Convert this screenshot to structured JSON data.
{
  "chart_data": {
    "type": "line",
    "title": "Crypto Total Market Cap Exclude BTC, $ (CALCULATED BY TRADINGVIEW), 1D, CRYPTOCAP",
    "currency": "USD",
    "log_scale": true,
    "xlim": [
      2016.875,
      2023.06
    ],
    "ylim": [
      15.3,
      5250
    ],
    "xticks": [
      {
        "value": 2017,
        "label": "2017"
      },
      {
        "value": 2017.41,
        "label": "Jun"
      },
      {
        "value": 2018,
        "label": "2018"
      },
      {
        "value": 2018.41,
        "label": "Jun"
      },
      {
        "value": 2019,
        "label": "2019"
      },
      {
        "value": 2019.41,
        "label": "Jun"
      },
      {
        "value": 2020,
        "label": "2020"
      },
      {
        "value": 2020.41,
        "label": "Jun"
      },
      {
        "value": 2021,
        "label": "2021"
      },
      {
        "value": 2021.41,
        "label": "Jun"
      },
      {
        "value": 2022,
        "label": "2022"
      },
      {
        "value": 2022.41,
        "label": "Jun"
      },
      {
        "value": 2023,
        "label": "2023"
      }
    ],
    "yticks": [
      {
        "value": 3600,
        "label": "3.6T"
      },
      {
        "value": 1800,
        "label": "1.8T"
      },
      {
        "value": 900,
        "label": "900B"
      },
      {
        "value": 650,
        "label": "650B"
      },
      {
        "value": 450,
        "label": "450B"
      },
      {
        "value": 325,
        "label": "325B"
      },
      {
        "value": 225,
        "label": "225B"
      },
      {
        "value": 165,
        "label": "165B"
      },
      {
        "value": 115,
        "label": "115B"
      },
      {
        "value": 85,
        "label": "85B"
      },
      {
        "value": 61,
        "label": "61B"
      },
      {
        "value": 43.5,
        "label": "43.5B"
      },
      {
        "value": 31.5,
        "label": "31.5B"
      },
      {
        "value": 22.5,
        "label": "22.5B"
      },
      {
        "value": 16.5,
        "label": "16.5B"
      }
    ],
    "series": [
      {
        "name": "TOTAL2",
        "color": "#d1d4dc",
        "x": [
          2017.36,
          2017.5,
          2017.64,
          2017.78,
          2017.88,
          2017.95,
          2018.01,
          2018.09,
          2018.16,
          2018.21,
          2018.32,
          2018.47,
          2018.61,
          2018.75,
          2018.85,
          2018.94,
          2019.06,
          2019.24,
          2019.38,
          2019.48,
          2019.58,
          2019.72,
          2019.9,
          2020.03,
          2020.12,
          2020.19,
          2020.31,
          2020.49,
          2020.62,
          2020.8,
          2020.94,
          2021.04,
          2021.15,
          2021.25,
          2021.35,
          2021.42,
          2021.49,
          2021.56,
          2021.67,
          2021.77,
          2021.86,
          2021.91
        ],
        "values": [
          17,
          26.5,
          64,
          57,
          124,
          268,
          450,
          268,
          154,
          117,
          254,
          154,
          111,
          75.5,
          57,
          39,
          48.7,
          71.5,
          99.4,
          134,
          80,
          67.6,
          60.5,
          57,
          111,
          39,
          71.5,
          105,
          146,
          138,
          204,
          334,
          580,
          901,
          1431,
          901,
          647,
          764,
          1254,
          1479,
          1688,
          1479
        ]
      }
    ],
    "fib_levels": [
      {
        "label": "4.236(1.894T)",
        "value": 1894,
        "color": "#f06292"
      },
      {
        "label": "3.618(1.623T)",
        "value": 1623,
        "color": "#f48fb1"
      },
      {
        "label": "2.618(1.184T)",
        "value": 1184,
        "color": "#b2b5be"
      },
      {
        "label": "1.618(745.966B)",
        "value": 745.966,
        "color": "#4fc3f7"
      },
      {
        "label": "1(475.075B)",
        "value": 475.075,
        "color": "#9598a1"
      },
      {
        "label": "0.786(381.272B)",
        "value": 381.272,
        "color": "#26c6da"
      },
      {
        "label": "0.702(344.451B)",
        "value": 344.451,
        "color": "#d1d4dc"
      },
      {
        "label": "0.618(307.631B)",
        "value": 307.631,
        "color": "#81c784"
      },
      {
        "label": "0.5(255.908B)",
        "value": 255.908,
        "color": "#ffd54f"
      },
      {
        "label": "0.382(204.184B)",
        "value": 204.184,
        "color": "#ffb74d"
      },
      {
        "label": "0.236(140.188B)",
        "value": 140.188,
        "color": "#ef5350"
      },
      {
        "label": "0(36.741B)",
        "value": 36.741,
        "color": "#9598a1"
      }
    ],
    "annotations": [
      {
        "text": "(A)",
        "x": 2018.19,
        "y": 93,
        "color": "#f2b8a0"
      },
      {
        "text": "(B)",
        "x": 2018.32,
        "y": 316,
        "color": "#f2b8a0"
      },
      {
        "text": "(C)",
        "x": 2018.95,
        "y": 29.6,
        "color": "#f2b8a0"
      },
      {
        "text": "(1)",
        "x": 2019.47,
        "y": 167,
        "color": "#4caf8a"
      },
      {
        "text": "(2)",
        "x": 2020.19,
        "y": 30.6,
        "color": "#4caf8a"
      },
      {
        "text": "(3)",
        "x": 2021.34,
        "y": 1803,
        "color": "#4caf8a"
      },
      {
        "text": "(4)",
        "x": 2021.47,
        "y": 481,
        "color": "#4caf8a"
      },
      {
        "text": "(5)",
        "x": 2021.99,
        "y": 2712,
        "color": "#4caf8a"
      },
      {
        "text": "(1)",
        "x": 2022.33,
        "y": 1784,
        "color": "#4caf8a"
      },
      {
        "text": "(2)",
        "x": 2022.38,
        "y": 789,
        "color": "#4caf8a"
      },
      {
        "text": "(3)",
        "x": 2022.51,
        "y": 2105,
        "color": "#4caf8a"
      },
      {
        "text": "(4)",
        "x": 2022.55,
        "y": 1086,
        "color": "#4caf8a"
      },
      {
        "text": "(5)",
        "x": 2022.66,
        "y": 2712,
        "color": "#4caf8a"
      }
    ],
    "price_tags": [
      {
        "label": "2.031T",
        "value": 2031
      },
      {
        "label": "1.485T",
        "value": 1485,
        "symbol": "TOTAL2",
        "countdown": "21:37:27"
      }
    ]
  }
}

» What you should do: Retype the whole listing above exactly.

» Response to the exercise:
Convert this screenshot to structured JSON data.
{
  "chart_data": {
    "type": "line",
    "title": "Crypto Total Market Cap Exclude BTC, $ (CALCULATED BY TRADINGVIEW), 1D, CRYPTOCAP",
    "currency": "USD",
    "log_scale": true,
    "xlim": [
      2016.875,
      2023.06
    ],
    "ylim": [
      15.3,
      5250
    ],
    "xticks": [
      {
        "value": 2017,
        "label": "2017"
      },
      {
        "value": 2017.41,
        "label": "Jun"
      },
      {
        "value": 2018,
        "label": "2018"
      },
      {
        "value": 2018.41,
        "label": "Jun"
      },
      {
        "value": 2019,
        "label": "2019"
      },
      {
        "value": 2019.41,
        "label": "Jun"
      },
      {
        "value": 2020,
        "label": "2020"
      },
      {
        "value": 2020.41,
        "label": "Jun"
      },
      {
        "value": 2021,
        "label": "2021"
      },
      {
        "value": 2021.41,
        "label": "Jun"
      },
      {
        "value": 2022,
        "label": "2022"
      },
      {
        "value": 2022.41,
        "label": "Jun"
      },
      {
        "value": 2023,
        "label": "2023"
      }
    ],
    "yticks": [
      {
        "value": 3600,
        "label": "3.6T"
      },
      {
        "value": 1800,
        "label": "1.8T"
      },
      {
        "value": 900,
        "label": "900B"
      },
      {
        "value": 650,
        "label": "650B"
      },
      {
        "value": 450,
        "label": "450B"
      },
      {
        "value": 325,
        "label": "325B"
      },
      {
        "value": 225,
        "label": "225B"
      },
      {
        "value": 165,
        "label": "165B"
      },
      {
        "value": 115,
        "label": "115B"
      },
      {
        "value": 85,
        "label": "85B"
      },
      {
        "value": 61,
        "label": "61B"
      },
      {
        "value": 43.5,
        "label": "43.5B"
      },
      {
        "value": 31.5,
        "label": "31.5B"
      },
      {
        "value": 22.5,
        "label": "22.5B"
      },
      {
        "value": 16.5,
        "label": "16.5B"
      }
    ],
    "series": [
      {
        "name": "TOTAL2",
        "color": "#d1d4dc",
        "x": [
          2017.36,
          2017.5,
          2017.64,
          2017.78,
          2017.88,
          2017.95,
          2018.01,
          2018.09,
          2018.16,
          2018.21,
          2018.32,
          2018.47,
          2018.61,
          2018.75,
          2018.85,
          2018.94,
          2019.06,
          2019.24,
          2019.38,
          2019.48,
          2019.58,
          2019.72,
          2019.9,
          2020.03,
          2020.12,
          2020.19,
          2020.31,
          2020.49,
          2020.62,
          2020.8,
          2020.94,
          2021.04,
          2021.15,
          2021.25,
          2021.35,
          2021.42,
          2021.49,
          2021.56,
          2021.67,
          2021.77,
          2021.86,
          2021.91
        ],
        "values": [
          17,
          26.5,
          64,
          57,
          124,
          268,
          450,
          268,
          154,
          117,
          254,
          154,
          111,
          75.5,
          57,
          39,
          48.7,
          71.5,
          99.4,
          134,
          80,
          67.6,
          60.5,
          57,
          111,
          39,
          71.5,
          105,
          146,
          138,
          204,
          334,
          580,
          901,
          1431,
          901,
          647,
          764,
          1254,
          1479,
          1688,
          1479
        ]
      }
    ],
    "fib_levels": [
      {
        "label": "4.236(1.894T)",
        "value": 1894,
        "color": "#f06292"
      },
      {
        "label": "3.618(1.623T)",
        "value": 1623,
        "color": "#f48fb1"
      },
      {
        "label": "2.618(1.184T)",
        "value": 1184,
        "color": "#b2b5be"
      },
      {
        "label": "1.618(745.966B)",
        "value": 745.966,
        "color": "#4fc3f7"
      },
      {
        "label": "1(475.075B)",
        "value": 475.075,
        "color": "#9598a1"
      },
      {
        "label": "0.786(381.272B)",
        "value": 381.272,
        "color": "#26c6da"
      },
      {
        "label": "0.702(344.451B)",
        "value": 344.451,
        "color": "#d1d4dc"
      },
      {
        "label": "0.618(307.631B)",
        "value": 307.631,
        "color": "#81c784"
      },
      {
        "label": "0.5(255.908B)",
        "value": 255.908,
        "color": "#ffd54f"
      },
      {
        "label": "0.382(204.184B)",
        "value": 204.184,
        "color": "#ffb74d"
      },
      {
        "label": "0.236(140.188B)",
        "value": 140.188,
        "color": "#ef5350"
      },
      {
        "label": "0(36.741B)",
        "value": 36.741,
        "color": "#9598a1"
      }
    ],
    "annotations": [
      {
        "text": "(A)",
        "x": 2018.19,
        "y": 93,
        "color": "#f2b8a0"
      },
      {
        "text": "(B)",
        "x": 2018.32,
        "y": 316,
        "color": "#f2b8a0"
      },
      {
        "text": "(C)",
        "x": 2018.95,
        "y": 29.6,
        "color": "#f2b8a0"
      },
      {
        "text": "(1)",
        "x": 2019.47,
        "y": 167,
        "color": "#4caf8a"
      },
      {
        "text": "(2)",
        "x": 2020.19,
        "y": 30.6,
        "color": "#4caf8a"
      },
      {
        "text": "(3)",
        "x": 2021.34,
        "y": 1803,
        "color": "#4caf8a"
      },
      {
        "text": "(4)",
        "x": 2021.47,
        "y": 481,
        "color": "#4caf8a"
      },
      {
        "text": "(5)",
        "x": 2021.99,
        "y": 2712,
        "color": "#4caf8a"
      },
      {
        "text": "(1)",
        "x": 2022.33,
        "y": 1784,
        "color": "#4caf8a"
      },
      {
        "text": "(2)",
        "x": 2022.38,
        "y": 789,
        "color": "#4caf8a"
      },
      {
        "text": "(3)",
        "x": 2022.51,
        "y": 2105,
        "color": "#4caf8a"
      },
      {
        "text": "(4)",
        "x": 2022.55,
        "y": 1086,
        "color": "#4caf8a"
      },
      {
        "text": "(5)",
        "x": 2022.66,
        "y": 2712,
        "color": "#4caf8a"
      }
    ],
    "price_tags": [
      {
        "label": "2.031T",
        "value": 2031
      },
      {
        "label": "1.485T",
        "value": 1485,
        "symbol": "TOTAL2",
        "countdown": "21:37:27"
      }
    ]
  }
}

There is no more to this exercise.